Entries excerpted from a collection
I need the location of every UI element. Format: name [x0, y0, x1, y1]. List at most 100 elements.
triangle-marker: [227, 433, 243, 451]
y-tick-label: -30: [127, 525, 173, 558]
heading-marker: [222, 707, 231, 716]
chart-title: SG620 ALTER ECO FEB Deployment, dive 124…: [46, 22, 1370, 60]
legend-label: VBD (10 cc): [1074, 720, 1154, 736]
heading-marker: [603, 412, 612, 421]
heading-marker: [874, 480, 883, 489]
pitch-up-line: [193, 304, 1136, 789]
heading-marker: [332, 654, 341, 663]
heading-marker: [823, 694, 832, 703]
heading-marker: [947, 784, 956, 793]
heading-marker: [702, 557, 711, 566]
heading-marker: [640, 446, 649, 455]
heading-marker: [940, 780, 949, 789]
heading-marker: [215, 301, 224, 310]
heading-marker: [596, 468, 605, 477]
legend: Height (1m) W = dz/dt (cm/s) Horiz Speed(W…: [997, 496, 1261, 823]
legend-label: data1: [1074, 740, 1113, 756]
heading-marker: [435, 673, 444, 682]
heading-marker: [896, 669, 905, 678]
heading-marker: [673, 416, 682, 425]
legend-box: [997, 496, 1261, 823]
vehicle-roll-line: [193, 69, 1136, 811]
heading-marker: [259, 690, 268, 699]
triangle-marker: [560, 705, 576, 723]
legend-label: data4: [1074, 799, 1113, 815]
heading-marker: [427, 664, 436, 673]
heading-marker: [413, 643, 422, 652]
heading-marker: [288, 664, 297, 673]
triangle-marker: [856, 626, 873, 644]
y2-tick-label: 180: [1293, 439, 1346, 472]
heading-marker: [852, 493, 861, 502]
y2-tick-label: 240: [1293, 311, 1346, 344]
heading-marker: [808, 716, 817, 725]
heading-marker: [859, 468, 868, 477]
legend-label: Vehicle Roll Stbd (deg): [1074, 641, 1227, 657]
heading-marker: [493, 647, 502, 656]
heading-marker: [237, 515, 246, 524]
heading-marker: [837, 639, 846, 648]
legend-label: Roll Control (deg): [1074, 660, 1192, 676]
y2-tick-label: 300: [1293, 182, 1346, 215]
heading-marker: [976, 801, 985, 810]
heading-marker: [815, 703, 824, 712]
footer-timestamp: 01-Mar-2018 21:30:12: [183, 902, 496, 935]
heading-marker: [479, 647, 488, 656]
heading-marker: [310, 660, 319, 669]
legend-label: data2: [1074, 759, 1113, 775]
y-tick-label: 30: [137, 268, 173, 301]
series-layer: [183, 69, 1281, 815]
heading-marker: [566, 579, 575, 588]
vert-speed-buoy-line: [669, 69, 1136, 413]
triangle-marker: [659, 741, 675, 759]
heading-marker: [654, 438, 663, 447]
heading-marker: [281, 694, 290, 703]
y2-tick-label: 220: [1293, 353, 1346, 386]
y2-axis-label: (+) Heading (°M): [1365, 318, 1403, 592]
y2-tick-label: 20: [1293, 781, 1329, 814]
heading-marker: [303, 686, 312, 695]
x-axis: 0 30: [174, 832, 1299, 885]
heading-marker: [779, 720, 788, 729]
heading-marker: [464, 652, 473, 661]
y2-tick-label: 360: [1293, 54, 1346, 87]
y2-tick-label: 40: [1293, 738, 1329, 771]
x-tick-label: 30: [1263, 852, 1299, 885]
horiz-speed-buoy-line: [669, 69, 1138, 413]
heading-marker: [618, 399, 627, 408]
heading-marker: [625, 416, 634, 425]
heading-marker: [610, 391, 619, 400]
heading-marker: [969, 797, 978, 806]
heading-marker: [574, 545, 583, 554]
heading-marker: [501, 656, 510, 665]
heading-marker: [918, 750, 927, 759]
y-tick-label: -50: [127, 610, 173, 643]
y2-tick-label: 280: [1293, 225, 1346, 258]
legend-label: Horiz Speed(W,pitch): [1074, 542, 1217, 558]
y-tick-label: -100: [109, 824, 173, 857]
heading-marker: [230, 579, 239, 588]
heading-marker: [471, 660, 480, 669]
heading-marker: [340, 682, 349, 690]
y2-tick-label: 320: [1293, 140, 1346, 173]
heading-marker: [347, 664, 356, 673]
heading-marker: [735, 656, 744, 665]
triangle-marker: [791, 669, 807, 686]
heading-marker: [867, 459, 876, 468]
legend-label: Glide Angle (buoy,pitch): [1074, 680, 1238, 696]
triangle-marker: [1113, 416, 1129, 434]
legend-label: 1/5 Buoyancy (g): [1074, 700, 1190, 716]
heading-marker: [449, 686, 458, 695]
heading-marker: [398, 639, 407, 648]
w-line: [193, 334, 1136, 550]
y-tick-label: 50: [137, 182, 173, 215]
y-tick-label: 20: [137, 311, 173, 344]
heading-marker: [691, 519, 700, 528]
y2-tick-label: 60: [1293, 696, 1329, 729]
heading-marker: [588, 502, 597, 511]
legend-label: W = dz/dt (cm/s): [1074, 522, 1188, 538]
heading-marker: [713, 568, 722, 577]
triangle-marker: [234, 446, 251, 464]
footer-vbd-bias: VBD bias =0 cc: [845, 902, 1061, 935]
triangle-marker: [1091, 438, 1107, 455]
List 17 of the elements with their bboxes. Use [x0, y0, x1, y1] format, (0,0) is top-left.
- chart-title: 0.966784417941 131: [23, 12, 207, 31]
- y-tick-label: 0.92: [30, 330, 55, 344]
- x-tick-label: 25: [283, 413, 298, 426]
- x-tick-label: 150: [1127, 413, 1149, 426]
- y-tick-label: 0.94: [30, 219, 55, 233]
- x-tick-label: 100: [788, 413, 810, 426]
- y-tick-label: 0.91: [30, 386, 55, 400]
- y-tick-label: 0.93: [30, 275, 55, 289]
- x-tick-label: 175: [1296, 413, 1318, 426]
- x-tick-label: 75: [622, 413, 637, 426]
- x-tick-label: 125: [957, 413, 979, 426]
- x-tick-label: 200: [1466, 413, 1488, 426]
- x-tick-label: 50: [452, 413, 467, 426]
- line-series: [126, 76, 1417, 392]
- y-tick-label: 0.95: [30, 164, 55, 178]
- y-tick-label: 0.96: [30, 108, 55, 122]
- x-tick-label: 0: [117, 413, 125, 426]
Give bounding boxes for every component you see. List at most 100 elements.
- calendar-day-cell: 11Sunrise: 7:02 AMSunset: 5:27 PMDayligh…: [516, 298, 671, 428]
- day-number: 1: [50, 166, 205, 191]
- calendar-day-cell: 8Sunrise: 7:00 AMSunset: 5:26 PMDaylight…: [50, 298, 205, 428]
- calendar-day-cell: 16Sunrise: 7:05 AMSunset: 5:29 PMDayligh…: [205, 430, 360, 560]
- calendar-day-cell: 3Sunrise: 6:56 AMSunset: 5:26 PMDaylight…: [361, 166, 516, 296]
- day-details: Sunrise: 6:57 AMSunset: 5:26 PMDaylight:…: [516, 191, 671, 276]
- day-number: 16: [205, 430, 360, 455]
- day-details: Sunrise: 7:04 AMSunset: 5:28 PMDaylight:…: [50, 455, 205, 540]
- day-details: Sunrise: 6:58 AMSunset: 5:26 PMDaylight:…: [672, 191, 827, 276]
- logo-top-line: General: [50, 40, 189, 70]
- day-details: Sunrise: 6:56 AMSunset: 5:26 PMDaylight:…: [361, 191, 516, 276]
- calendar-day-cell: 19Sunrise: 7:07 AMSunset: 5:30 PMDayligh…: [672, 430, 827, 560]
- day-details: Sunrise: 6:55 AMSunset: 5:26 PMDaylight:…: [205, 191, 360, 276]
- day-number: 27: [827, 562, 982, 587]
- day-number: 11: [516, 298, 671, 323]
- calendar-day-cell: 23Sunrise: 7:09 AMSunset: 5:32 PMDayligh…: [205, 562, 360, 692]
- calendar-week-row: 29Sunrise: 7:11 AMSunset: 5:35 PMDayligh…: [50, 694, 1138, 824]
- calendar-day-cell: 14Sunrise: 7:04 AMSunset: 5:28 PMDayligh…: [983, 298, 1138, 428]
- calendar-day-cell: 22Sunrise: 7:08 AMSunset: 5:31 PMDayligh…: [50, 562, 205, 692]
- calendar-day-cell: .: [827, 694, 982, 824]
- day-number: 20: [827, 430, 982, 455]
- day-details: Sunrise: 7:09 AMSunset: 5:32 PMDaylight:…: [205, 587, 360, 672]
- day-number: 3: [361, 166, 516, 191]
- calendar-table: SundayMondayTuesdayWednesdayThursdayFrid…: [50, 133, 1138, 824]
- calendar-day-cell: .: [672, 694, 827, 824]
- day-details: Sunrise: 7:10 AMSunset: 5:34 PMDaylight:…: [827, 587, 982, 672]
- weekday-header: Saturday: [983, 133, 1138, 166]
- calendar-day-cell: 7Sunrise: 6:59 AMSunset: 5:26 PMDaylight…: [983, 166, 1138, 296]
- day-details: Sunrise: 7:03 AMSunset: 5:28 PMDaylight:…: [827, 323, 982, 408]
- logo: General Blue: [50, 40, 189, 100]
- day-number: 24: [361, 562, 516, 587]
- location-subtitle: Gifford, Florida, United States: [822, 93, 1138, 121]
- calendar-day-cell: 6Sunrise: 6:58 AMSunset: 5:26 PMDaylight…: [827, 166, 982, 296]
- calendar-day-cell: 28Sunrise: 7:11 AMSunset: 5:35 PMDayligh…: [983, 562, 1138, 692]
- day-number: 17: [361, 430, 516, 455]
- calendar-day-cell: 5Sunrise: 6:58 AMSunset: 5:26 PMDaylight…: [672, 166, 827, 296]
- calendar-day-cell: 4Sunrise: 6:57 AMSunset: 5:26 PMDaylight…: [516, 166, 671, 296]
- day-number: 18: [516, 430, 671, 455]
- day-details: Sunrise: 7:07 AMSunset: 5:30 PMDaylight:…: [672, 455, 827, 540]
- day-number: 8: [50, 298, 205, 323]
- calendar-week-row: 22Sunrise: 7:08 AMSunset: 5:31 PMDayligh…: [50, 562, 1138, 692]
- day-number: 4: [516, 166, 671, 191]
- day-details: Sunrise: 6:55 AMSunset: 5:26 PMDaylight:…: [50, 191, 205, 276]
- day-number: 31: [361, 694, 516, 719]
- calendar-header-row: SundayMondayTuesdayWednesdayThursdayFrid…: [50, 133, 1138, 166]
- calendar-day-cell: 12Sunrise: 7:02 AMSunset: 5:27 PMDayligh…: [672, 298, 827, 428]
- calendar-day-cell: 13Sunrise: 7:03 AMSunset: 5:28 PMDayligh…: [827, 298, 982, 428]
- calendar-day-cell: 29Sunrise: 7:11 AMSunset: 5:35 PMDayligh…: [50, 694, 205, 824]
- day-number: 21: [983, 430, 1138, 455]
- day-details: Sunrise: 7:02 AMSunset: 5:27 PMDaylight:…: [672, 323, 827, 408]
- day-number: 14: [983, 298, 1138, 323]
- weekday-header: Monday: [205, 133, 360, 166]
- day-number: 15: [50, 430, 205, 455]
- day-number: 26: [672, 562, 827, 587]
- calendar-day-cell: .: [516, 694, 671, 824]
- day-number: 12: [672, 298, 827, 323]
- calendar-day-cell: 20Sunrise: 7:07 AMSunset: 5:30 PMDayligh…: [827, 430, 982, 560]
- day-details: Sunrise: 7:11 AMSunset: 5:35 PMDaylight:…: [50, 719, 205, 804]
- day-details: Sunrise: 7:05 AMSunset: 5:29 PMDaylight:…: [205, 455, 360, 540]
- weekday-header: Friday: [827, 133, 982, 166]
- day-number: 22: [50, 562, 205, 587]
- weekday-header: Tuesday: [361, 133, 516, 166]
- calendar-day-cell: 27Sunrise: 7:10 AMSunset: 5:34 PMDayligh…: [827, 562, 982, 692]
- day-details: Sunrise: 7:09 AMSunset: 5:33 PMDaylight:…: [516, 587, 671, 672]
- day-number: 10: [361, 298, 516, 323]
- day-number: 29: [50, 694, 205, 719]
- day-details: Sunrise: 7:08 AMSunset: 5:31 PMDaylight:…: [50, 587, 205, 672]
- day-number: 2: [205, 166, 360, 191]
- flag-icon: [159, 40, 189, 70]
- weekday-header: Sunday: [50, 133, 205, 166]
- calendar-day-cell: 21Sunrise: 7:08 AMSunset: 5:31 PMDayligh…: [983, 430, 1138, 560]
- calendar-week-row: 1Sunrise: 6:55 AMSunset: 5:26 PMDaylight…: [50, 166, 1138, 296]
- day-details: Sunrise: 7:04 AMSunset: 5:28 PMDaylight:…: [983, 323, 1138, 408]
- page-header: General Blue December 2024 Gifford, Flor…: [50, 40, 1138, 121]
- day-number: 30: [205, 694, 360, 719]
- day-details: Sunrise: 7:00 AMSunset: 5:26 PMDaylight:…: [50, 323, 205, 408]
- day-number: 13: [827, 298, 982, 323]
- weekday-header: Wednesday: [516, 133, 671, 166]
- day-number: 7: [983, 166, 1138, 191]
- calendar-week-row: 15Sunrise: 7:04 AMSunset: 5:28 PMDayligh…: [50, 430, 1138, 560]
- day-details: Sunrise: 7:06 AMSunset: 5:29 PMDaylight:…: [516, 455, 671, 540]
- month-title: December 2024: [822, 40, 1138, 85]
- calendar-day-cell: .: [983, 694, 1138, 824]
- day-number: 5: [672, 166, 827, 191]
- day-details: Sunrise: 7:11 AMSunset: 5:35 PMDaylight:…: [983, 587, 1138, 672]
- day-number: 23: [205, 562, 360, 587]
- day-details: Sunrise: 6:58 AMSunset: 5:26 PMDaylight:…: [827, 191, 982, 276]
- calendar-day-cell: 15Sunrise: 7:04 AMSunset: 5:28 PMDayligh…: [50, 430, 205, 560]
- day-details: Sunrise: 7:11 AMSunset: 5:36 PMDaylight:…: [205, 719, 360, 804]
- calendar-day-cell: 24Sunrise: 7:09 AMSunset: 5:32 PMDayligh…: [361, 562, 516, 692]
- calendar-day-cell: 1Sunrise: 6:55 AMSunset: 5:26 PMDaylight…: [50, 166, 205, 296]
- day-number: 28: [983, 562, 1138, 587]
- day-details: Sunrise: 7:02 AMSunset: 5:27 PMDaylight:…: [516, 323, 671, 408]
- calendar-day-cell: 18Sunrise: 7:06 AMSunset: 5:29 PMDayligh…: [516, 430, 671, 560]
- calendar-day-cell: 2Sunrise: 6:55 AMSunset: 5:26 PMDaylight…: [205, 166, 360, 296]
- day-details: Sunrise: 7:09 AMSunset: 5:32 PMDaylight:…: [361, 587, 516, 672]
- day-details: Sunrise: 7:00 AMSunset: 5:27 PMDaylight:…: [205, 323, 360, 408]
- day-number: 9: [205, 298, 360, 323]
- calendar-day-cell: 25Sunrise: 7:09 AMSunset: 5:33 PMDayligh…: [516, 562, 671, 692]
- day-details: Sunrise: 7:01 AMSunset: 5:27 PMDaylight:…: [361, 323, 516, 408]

Description of the task =
Recast the entries as a JSON list of strings, one per line and with blank lines omitted, beginning at the first line and ending with the line that contains "heading-marker: [310, 660, 319, 669]".

Result of the task =
[
  "I need the location of every UI element. Format: name [x0, y0, x1, y1]. List at most 100 elements.",
  "triangle-marker: [227, 433, 243, 451]",
  "y-tick-label: -30: [127, 525, 173, 558]",
  "heading-marker: [222, 707, 231, 716]",
  "chart-title: SG620 ALTER ECO FEB Deployment, dive 124…: [46, 22, 1370, 60]",
  "legend-label: VBD (10 cc): [1074, 720, 1154, 736]",
  "heading-marker: [603, 412, 612, 421]",
  "heading-marker: [874, 480, 883, 489]",
  "pitch-up-line: [193, 304, 1136, 789]",
  "heading-marker: [332, 654, 341, 663]",
  "heading-marker: [823, 694, 832, 703]",
  "heading-marker: [947, 784, 956, 793]",
  "heading-marker: [702, 557, 711, 566]",
  "heading-marker: [640, 446, 649, 455]",
  "heading-marker: [940, 780, 949, 789]",
  "heading-marker: [215, 301, 224, 310]",
  "heading-marker: [596, 468, 605, 477]",
  "legend: Height (1m) W = dz/dt (cm/s) Horiz Speed(W…: [997, 496, 1261, 823]",
  "legend-label: data1: [1074, 740, 1113, 756]",
  "heading-marker: [435, 673, 444, 682]",
  "heading-marker: [896, 669, 905, 678]",
  "heading-marker: [673, 416, 682, 425]",
  "legend-box: [997, 496, 1261, 823]",
  "vehicle-roll-line: [193, 69, 1136, 811]",
  "heading-marker: [259, 690, 268, 699]",
  "triangle-marker: [560, 705, 576, 723]",
  "legend-label: data4: [1074, 799, 1113, 815]",
  "heading-marker: [427, 664, 436, 673]",
  "heading-marker: [413, 643, 422, 652]",
  "heading-marker: [288, 664, 297, 673]",
  "triangle-marker: [856, 626, 873, 644]",
  "y2-tick-label: 180: [1293, 439, 1346, 472]",
  "heading-marker: [852, 493, 861, 502]",
  "y2-tick-label: 240: [1293, 311, 1346, 344]",
  "heading-marker: [808, 716, 817, 725]",
  "heading-marker: [859, 468, 868, 477]",
  "legend-label: Vehicle Roll Stbd (deg): [1074, 641, 1227, 657]",
  "heading-marker: [493, 647, 502, 656]",
  "heading-marker: [237, 515, 246, 524]",
  "heading-marker: [837, 639, 846, 648]",
  "legend-label: Roll Control (deg): [1074, 660, 1192, 676]",
  "y2-tick-label: 300: [1293, 182, 1346, 215]",
  "heading-marker: [976, 801, 985, 810]",
  "heading-marker: [815, 703, 824, 712]",
  "footer-timestamp: 01-Mar-2018 21:30:12: [183, 902, 496, 935]",
  "heading-marker: [479, 647, 488, 656]",
  "heading-marker: [310, 660, 319, 669]"
]